▶ WORK REQUIRED
Lift out each line of the data that holds "Icons".

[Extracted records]
------

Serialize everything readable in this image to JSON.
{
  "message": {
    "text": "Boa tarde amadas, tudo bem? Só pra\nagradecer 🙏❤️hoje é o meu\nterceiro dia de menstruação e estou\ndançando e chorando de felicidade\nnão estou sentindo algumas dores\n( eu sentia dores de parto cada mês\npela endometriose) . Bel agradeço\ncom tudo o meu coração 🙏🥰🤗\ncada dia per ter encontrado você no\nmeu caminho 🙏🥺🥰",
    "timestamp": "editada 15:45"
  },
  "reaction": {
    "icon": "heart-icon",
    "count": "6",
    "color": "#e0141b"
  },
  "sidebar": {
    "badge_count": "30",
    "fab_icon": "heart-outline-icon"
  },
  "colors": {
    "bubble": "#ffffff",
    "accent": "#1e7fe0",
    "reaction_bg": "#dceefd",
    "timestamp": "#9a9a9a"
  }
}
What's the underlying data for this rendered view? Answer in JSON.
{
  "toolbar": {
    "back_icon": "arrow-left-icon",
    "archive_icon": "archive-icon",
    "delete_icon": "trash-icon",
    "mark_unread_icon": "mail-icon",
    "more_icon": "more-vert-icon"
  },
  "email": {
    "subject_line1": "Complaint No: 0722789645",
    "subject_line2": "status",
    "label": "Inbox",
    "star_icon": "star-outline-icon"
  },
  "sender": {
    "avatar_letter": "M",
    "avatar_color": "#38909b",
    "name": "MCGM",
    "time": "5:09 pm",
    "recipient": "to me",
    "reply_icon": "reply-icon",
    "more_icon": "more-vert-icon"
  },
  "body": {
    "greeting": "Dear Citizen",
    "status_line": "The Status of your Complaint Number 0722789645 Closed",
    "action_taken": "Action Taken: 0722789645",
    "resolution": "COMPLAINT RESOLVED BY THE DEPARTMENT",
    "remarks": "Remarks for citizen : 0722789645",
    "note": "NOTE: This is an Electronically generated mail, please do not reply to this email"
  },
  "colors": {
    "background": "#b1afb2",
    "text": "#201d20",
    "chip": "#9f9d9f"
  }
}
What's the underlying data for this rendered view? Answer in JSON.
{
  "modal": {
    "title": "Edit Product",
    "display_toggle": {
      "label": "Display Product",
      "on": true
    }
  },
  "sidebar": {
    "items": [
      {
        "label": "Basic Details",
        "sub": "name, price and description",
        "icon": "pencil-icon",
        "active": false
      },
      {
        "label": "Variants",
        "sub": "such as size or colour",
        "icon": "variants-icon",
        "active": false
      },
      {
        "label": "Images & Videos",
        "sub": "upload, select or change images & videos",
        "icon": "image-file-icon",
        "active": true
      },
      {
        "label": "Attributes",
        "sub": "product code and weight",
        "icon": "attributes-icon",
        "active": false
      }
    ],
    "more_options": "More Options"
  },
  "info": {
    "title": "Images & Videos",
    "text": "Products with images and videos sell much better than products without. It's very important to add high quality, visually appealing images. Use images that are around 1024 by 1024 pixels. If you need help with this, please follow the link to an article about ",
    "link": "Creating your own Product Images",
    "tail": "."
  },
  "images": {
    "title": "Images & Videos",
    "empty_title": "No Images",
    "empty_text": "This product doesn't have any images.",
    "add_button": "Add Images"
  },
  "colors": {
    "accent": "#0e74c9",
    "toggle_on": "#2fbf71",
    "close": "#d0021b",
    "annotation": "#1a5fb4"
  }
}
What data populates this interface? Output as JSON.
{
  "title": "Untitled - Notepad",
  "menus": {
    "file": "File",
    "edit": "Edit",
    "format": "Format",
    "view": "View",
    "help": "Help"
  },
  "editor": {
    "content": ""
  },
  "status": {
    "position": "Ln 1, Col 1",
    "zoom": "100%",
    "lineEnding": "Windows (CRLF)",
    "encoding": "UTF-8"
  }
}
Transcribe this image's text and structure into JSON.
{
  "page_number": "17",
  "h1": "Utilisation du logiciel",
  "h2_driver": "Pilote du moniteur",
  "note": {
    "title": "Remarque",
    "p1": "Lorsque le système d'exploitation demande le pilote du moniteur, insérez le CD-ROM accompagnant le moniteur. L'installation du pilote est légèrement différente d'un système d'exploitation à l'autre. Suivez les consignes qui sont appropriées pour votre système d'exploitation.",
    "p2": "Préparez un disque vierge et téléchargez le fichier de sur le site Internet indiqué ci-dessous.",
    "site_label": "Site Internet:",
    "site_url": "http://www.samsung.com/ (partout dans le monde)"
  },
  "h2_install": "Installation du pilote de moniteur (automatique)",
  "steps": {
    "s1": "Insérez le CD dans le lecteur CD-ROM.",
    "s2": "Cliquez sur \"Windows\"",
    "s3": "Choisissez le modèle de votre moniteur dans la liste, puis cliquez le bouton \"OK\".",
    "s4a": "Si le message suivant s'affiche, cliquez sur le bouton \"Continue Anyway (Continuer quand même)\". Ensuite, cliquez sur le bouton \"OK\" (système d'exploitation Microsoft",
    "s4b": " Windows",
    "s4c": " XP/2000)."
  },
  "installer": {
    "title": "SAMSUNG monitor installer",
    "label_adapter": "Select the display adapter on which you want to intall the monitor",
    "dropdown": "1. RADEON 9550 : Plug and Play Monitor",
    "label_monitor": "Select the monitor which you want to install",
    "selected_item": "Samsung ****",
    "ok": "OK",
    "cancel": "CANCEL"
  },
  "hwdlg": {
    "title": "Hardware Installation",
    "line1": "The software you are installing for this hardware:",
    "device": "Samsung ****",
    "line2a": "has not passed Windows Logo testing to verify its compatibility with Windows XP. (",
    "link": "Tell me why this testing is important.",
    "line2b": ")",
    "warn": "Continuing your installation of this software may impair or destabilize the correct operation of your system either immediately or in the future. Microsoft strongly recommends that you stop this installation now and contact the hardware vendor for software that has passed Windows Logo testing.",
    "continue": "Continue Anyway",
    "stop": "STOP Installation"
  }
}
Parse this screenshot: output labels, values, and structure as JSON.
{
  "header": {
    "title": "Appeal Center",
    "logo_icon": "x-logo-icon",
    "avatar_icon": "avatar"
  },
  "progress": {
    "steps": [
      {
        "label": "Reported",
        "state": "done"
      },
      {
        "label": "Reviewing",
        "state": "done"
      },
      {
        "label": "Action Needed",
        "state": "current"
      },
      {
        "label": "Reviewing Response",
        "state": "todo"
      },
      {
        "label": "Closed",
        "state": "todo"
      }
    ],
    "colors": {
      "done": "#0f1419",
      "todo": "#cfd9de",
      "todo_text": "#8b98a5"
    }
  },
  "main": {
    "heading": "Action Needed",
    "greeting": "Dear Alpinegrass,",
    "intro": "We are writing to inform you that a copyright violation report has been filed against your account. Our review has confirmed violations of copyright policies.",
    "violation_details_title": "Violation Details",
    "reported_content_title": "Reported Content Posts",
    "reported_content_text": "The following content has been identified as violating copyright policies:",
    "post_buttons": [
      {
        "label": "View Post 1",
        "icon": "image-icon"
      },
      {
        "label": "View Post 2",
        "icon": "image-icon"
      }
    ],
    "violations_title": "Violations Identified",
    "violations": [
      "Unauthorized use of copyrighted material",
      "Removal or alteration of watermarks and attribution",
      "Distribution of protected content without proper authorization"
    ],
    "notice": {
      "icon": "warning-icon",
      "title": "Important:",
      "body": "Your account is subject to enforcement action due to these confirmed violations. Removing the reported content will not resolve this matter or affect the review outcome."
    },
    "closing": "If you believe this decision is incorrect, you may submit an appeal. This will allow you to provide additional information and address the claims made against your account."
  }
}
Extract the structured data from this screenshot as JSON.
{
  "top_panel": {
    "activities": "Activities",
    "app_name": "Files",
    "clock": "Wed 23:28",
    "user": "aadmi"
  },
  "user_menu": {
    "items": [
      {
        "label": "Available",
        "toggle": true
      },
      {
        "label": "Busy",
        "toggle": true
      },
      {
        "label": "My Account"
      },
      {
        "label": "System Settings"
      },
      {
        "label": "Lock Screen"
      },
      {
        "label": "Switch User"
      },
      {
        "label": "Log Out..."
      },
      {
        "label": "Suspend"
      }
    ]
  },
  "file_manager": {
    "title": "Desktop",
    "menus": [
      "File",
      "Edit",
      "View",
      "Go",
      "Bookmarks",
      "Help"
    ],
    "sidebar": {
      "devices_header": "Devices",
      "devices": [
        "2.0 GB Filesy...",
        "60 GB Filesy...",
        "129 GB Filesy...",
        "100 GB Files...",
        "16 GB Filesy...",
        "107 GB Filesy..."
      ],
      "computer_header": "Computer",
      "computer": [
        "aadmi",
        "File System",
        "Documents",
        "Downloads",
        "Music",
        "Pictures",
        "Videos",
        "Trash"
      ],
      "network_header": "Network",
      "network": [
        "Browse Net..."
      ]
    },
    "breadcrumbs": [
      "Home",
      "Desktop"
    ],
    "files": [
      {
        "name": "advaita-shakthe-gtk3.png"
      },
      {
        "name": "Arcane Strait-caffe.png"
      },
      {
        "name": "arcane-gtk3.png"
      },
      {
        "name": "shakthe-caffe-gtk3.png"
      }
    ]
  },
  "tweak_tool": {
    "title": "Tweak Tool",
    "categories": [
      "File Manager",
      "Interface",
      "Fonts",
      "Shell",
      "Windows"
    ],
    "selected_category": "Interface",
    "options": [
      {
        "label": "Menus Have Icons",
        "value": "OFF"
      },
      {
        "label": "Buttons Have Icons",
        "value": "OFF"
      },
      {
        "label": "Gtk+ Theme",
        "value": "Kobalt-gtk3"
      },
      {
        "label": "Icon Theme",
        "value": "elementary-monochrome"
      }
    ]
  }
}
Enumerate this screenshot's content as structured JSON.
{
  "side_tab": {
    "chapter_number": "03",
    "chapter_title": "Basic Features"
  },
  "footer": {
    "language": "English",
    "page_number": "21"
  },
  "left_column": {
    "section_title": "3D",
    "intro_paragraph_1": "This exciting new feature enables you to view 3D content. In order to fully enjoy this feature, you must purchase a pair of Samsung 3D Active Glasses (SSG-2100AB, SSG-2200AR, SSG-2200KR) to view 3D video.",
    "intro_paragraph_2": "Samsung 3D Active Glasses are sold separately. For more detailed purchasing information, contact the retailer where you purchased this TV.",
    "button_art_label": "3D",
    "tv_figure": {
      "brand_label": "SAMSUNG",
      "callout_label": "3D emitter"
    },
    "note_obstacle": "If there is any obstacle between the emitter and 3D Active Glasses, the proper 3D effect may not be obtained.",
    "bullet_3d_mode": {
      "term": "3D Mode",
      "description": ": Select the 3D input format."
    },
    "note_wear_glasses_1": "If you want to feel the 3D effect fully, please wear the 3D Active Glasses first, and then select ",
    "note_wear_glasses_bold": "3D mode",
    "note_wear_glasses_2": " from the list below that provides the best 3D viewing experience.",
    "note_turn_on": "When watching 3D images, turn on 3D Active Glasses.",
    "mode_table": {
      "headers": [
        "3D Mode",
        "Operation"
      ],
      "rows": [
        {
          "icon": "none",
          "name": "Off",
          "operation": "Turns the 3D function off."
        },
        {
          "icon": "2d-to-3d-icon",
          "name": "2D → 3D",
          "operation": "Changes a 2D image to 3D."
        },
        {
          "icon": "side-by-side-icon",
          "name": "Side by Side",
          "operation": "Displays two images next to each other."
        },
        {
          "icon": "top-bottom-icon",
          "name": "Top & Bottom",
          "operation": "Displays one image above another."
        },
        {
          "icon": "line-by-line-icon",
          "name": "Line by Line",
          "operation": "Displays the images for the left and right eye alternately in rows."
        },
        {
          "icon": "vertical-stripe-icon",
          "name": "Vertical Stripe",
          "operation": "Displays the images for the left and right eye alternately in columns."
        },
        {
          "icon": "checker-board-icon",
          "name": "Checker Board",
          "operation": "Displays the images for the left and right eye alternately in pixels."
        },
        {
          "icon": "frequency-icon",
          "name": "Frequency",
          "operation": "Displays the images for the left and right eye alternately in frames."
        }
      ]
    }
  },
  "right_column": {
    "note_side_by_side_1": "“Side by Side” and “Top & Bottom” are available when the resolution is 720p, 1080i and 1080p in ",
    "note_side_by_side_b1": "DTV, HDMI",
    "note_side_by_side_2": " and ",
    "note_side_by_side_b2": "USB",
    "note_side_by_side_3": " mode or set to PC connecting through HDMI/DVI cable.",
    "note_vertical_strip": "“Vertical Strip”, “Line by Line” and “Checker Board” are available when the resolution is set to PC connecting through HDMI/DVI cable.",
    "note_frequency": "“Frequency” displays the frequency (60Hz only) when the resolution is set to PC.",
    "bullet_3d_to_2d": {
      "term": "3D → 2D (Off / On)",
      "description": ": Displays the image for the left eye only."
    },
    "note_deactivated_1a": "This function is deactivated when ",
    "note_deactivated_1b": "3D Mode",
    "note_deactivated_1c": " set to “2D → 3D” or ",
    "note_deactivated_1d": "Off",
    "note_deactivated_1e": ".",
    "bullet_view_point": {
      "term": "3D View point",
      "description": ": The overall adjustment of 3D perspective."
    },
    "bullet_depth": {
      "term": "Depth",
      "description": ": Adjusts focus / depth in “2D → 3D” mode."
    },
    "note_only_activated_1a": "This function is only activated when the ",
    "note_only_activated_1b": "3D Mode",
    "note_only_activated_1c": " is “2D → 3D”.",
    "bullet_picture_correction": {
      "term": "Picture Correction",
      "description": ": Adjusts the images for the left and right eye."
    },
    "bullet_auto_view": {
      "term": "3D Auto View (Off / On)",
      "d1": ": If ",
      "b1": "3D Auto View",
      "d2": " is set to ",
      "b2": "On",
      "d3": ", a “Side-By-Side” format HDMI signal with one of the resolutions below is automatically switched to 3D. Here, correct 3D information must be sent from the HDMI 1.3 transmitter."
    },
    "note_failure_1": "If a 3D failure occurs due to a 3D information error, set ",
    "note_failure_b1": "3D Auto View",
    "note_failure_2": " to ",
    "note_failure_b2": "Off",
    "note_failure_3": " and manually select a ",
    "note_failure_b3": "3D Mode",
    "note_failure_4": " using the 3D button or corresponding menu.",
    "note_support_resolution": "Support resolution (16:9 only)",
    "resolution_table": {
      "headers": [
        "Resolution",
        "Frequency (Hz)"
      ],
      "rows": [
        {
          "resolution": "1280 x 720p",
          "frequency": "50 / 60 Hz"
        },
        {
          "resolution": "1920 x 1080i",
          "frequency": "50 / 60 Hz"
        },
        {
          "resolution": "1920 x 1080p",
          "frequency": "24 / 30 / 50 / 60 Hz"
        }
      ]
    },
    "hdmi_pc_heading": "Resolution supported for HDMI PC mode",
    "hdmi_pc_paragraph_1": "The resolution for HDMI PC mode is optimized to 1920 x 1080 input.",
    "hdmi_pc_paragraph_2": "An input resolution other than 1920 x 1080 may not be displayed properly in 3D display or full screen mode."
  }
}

------

▶ FINAL RESULT
        "label": "Menus Have Icons",
        "label": "Buttons Have Icons",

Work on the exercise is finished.